━━ INFORMATION SUPPLIED

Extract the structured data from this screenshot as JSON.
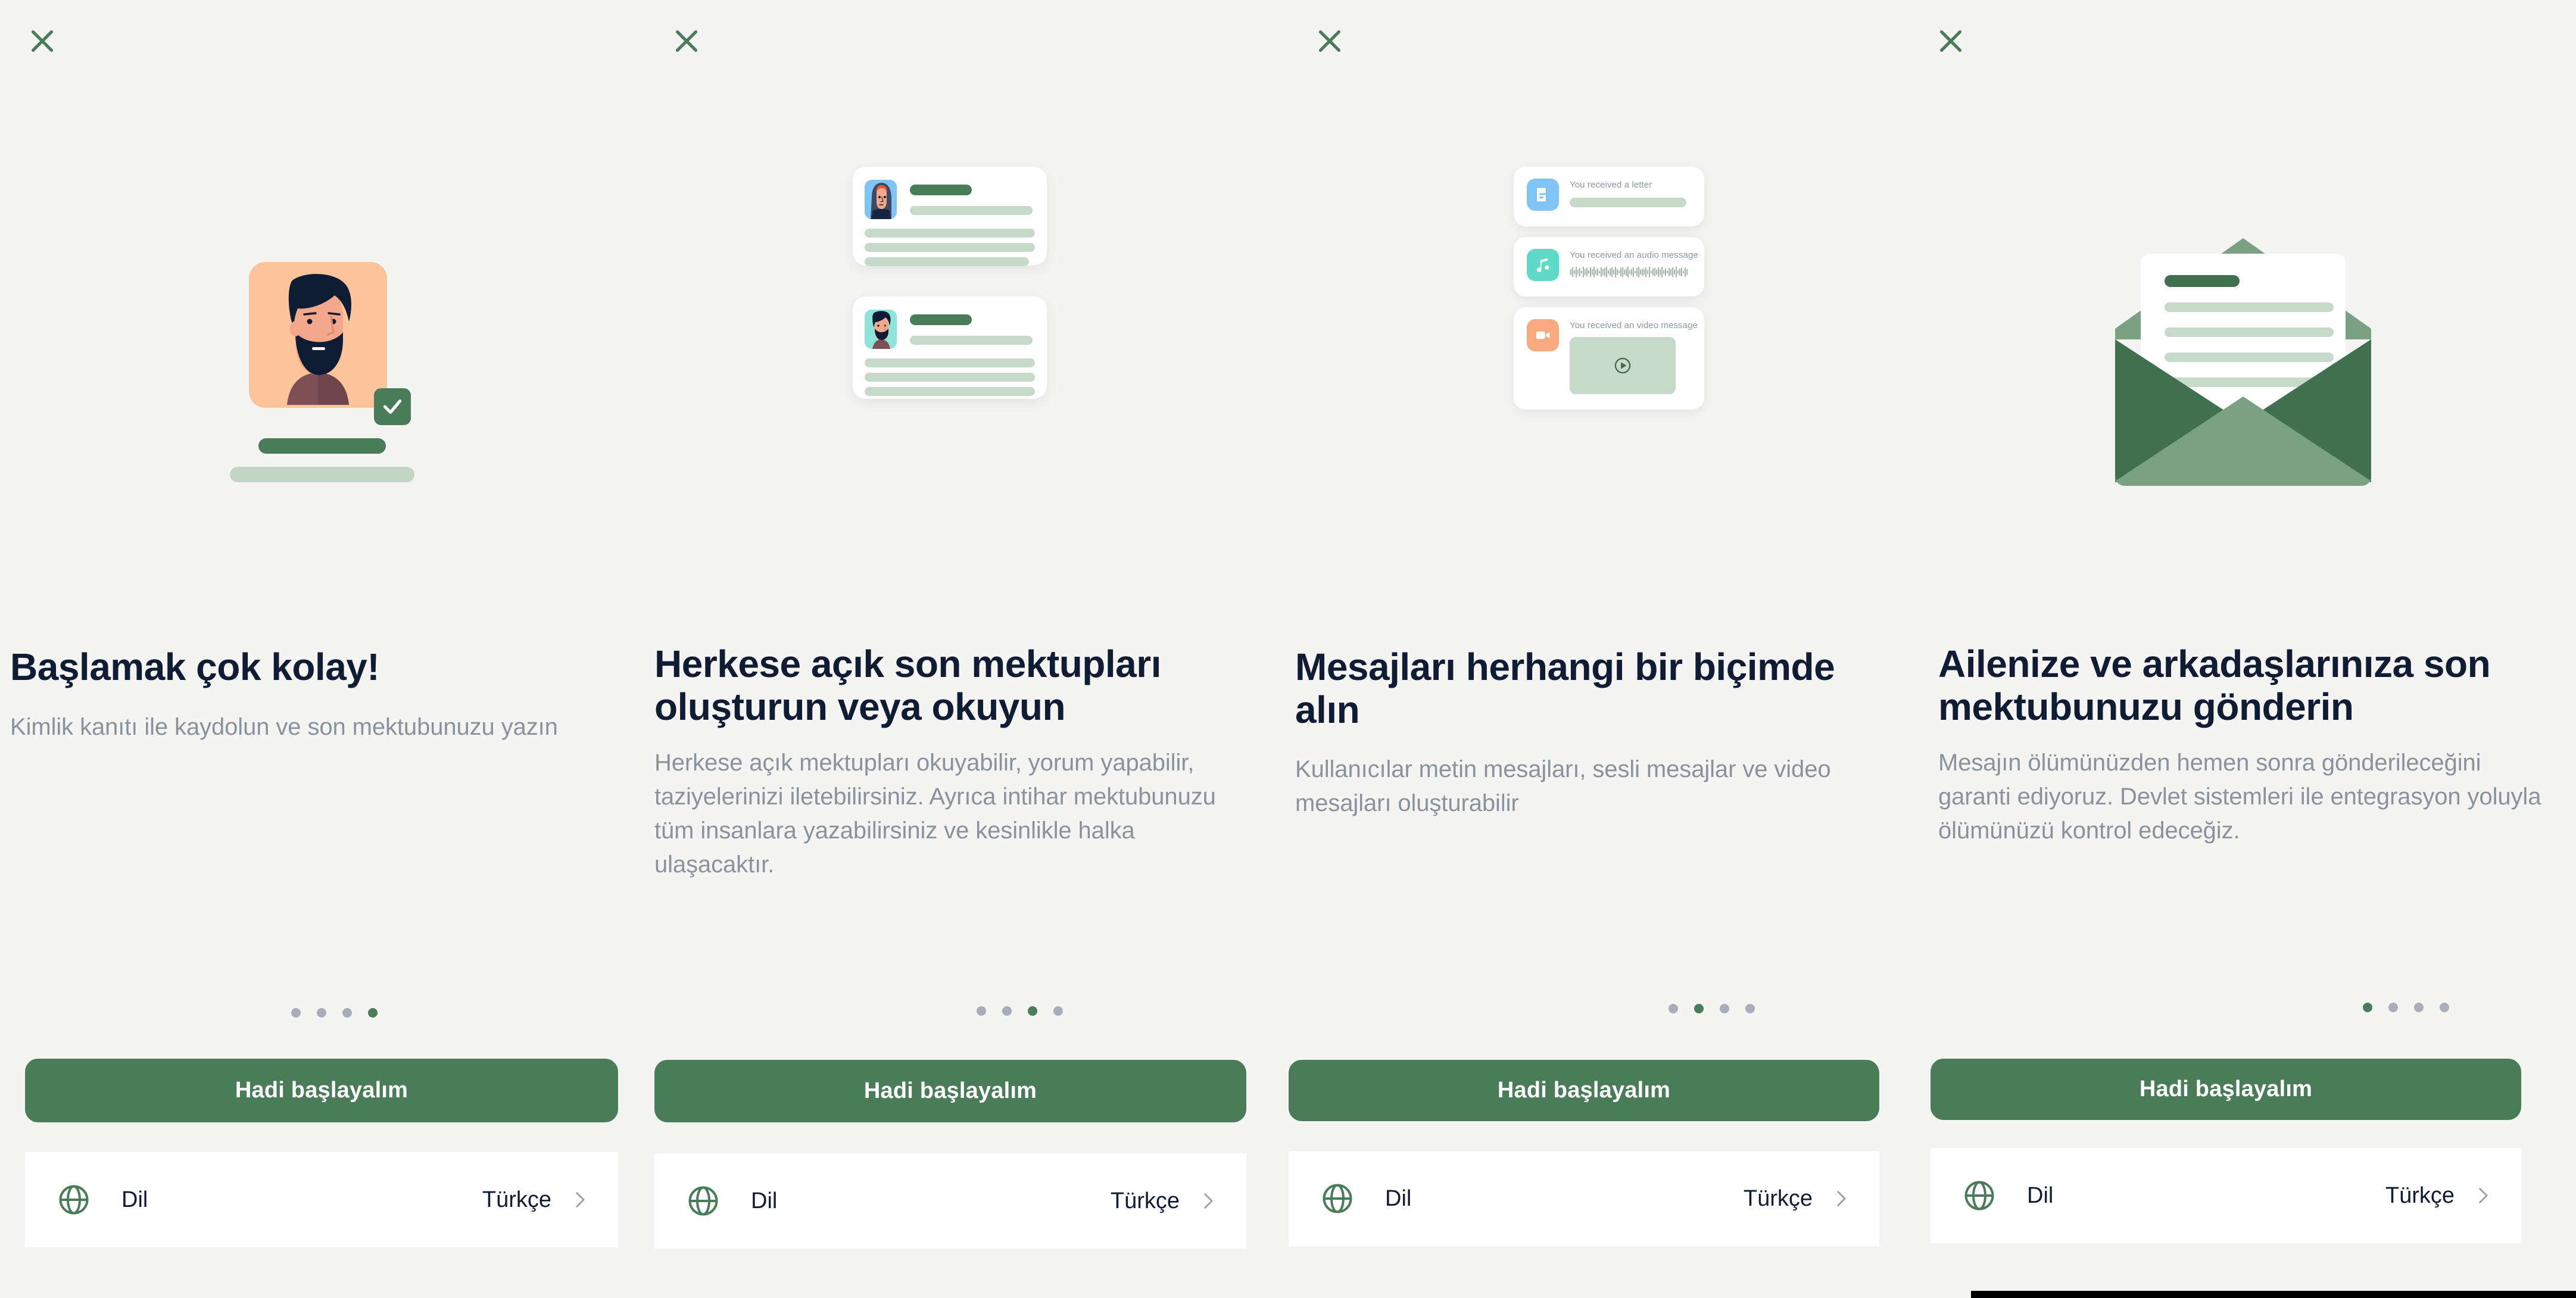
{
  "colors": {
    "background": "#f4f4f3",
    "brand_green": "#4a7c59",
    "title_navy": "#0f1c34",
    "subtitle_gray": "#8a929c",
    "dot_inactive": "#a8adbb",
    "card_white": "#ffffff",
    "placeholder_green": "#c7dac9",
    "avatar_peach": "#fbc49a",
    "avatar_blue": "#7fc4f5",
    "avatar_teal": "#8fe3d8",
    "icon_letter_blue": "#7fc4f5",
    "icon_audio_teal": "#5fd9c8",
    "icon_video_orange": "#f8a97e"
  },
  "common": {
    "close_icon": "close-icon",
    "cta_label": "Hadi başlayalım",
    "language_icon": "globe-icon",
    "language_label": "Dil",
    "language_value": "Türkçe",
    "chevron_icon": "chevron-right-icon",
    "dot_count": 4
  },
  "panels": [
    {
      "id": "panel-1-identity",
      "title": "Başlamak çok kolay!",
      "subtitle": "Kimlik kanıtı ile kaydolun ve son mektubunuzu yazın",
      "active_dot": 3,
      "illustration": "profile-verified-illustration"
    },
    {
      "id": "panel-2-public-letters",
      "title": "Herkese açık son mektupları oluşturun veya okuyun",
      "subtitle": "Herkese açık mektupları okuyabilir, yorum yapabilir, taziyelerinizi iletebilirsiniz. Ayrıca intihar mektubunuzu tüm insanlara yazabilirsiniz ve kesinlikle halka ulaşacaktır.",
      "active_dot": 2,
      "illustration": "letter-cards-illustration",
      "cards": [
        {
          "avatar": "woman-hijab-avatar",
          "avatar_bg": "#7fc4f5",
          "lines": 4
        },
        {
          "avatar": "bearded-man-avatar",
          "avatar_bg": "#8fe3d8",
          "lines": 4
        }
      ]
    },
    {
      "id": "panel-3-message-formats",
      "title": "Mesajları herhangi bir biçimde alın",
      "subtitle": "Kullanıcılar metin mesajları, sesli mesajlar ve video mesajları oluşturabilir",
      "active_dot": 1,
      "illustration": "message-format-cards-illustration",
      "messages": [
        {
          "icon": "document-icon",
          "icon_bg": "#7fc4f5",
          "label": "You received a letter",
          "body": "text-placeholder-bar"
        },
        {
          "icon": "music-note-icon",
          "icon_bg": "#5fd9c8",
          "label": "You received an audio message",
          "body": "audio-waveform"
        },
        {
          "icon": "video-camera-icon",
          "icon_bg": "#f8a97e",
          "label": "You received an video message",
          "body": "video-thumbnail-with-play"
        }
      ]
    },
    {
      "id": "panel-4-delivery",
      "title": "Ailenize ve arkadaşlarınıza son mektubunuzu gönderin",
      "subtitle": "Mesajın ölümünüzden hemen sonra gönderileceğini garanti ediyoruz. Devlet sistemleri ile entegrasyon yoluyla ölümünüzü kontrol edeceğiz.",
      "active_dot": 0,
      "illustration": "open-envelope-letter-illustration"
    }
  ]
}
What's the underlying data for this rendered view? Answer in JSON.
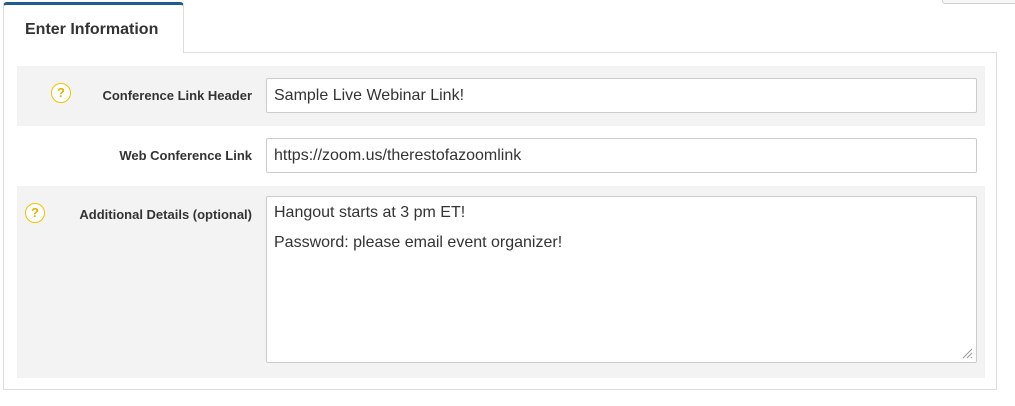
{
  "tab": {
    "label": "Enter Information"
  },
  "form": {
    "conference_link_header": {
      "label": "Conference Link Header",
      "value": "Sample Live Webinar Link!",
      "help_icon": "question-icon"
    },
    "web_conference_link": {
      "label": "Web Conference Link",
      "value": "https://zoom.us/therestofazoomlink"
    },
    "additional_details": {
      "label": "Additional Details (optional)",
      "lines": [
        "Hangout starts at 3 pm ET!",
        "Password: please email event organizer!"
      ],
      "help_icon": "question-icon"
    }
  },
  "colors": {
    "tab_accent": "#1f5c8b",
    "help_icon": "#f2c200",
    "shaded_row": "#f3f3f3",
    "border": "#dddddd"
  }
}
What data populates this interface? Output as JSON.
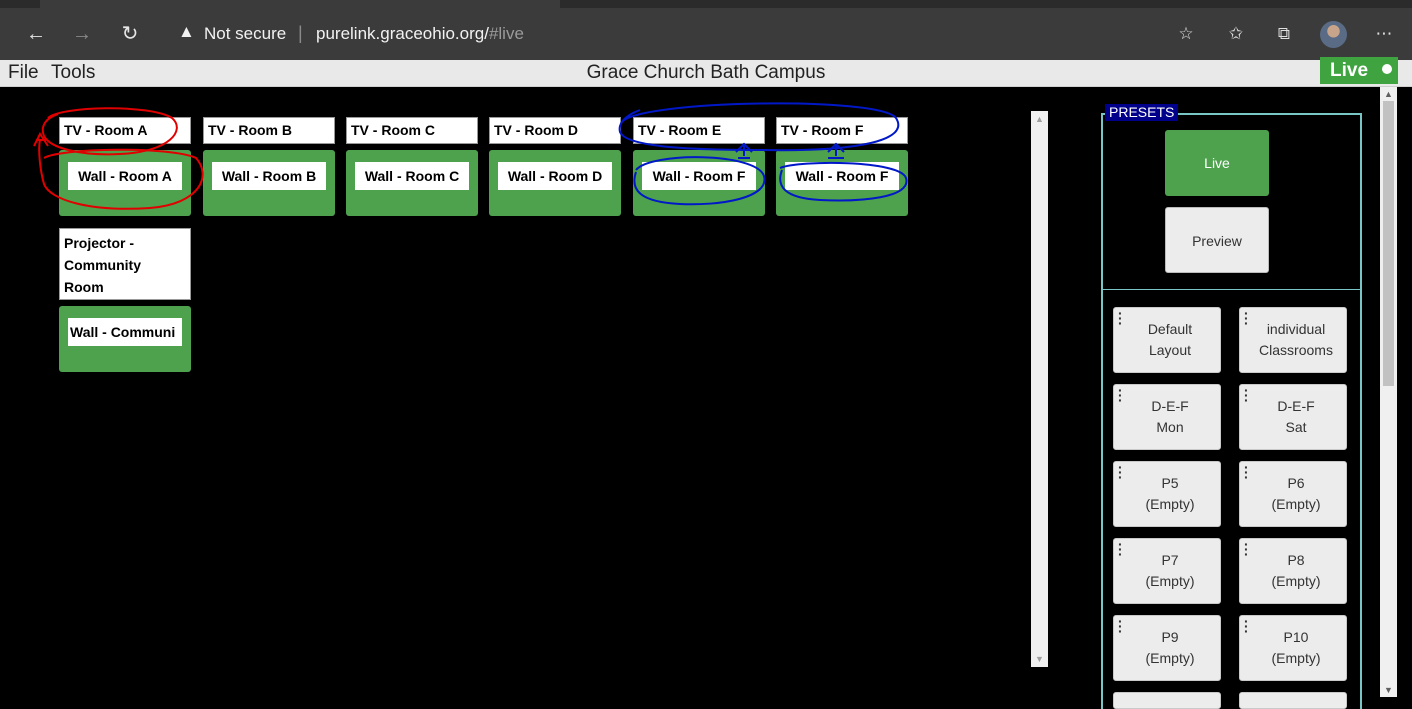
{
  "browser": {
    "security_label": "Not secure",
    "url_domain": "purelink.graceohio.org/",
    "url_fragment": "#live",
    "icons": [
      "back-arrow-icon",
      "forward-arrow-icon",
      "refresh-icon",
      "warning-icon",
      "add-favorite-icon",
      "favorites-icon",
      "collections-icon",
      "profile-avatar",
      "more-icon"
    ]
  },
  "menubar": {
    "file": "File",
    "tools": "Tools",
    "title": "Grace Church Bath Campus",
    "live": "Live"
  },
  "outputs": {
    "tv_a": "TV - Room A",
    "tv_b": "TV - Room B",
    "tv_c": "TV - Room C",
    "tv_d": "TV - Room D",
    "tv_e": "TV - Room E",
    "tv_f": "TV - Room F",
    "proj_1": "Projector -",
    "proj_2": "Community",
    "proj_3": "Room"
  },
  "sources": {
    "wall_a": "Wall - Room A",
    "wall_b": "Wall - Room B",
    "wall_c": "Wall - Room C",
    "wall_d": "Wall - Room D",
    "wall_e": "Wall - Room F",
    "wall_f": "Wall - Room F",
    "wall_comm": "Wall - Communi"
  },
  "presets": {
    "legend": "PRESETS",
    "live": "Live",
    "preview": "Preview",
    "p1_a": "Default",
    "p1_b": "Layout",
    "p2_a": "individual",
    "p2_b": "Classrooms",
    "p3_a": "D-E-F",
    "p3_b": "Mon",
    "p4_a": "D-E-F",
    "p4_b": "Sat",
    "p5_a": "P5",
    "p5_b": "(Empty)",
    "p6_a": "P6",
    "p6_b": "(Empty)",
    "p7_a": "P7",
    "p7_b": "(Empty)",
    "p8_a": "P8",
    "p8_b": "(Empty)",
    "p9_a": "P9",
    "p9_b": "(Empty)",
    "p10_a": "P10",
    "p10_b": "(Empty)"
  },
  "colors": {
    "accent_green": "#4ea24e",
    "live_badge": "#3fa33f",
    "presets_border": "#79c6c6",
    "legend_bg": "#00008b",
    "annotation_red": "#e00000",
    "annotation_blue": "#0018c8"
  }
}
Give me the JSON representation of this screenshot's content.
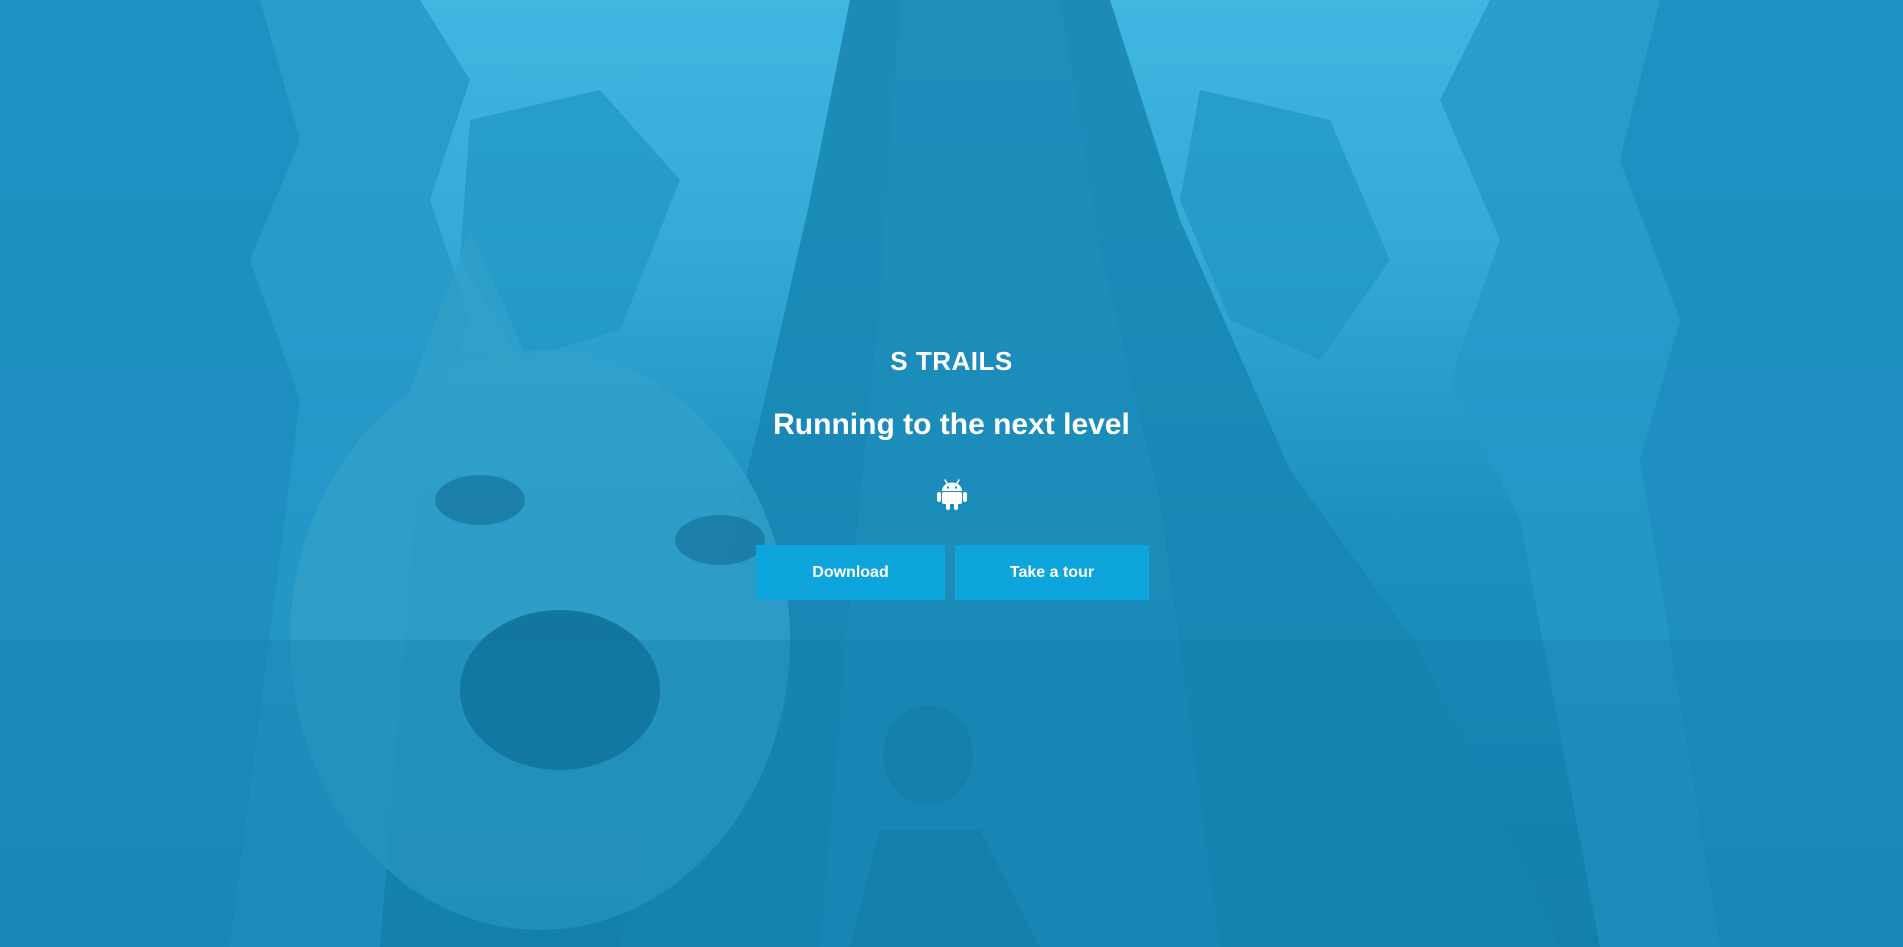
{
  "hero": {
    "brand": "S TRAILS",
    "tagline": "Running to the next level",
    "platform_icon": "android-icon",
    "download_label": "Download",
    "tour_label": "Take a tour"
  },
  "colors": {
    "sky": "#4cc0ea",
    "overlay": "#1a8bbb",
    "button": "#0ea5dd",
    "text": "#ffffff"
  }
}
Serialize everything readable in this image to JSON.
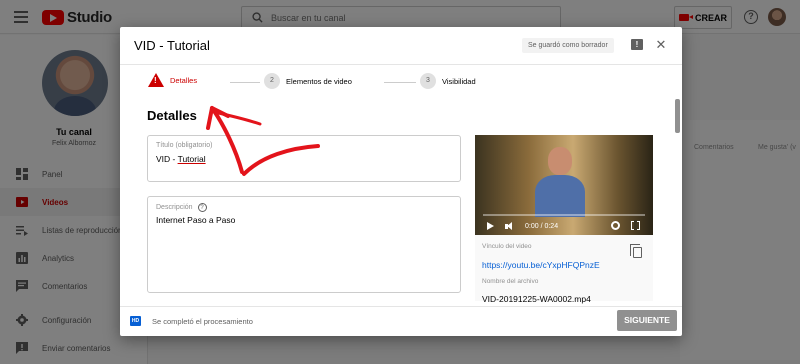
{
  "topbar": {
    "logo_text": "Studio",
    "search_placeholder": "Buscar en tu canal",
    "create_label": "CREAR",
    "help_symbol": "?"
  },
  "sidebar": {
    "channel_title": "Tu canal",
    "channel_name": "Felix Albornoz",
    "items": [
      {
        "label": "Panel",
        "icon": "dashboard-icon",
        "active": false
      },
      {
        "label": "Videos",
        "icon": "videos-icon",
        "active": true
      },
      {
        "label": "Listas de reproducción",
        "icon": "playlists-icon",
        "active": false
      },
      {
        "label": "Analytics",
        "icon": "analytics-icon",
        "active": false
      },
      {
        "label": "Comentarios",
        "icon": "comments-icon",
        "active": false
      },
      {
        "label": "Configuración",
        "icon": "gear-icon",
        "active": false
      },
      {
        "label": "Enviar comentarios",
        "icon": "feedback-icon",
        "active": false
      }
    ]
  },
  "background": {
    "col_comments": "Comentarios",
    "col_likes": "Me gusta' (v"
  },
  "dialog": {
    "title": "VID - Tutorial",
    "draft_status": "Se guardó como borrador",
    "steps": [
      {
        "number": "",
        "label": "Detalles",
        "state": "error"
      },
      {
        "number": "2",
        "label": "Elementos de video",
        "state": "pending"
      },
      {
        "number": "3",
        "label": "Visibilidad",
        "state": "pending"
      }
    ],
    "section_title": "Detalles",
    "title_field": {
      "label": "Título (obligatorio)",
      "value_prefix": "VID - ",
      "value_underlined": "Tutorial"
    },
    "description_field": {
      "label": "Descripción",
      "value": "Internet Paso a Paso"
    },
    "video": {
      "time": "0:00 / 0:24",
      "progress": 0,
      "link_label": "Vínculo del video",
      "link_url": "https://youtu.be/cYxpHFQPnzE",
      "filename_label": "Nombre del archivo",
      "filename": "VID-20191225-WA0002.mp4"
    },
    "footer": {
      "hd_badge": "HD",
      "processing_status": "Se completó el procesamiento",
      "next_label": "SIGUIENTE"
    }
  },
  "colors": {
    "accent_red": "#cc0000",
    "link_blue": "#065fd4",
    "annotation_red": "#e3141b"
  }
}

━━━━

● **PROBLEM DESCRIPTION**
Where a line of the records above holds the word "Tutorial", copy that line.

● **TASK ANSWER**
    "title": "VID - Tutorial",
      "value_underlined": "Tutorial"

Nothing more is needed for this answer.